## The task
Only lines holding the string "electrolyse" are wanted; copy each one from the material.

## Figure dataset records

-=-=-=-=-

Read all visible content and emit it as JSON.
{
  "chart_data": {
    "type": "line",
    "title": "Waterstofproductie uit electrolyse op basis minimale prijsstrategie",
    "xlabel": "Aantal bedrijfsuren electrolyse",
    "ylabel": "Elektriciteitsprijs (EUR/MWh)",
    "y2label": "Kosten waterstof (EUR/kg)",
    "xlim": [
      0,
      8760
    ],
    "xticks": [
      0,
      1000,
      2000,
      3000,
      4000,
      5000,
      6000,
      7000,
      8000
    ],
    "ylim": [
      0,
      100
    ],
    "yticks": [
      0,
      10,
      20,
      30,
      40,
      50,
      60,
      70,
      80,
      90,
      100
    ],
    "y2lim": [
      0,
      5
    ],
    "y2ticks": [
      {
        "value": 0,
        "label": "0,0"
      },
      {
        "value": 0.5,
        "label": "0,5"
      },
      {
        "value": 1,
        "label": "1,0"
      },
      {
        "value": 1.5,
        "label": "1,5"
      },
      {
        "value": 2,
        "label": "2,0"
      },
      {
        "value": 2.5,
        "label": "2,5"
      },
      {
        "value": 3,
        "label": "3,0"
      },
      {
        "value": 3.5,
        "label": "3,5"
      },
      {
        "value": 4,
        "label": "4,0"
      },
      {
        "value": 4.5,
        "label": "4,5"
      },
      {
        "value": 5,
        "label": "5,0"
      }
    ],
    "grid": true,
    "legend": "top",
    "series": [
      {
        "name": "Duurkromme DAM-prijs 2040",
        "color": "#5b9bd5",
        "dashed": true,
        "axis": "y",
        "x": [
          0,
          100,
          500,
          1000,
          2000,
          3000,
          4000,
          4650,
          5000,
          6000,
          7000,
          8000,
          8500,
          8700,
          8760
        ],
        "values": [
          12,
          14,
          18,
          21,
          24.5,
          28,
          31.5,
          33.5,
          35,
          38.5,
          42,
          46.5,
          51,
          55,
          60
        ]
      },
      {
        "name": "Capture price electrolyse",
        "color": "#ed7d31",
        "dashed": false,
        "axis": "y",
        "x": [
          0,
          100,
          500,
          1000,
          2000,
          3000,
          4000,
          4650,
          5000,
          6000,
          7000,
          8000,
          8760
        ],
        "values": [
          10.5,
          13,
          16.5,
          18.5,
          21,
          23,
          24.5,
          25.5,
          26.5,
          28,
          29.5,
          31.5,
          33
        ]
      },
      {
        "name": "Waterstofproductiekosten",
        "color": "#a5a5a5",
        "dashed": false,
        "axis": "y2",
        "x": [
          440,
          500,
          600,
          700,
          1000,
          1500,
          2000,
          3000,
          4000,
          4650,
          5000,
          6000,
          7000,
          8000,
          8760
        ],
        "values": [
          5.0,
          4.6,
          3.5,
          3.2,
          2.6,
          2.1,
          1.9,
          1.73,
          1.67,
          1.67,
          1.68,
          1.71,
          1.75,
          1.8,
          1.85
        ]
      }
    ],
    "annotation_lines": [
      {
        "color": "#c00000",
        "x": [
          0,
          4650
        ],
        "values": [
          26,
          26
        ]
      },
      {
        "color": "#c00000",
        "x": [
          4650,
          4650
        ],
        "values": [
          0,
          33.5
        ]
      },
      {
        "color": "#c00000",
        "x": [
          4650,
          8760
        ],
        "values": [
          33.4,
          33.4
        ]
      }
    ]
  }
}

-=-=-=-=-

## Written answer
    "title": "Waterstofproductie uit electrolyse op basis minimale prijsstrategie",
    "xlabel": "Aantal bedrijfsuren electrolyse",
        "name": "Capture price electrolyse",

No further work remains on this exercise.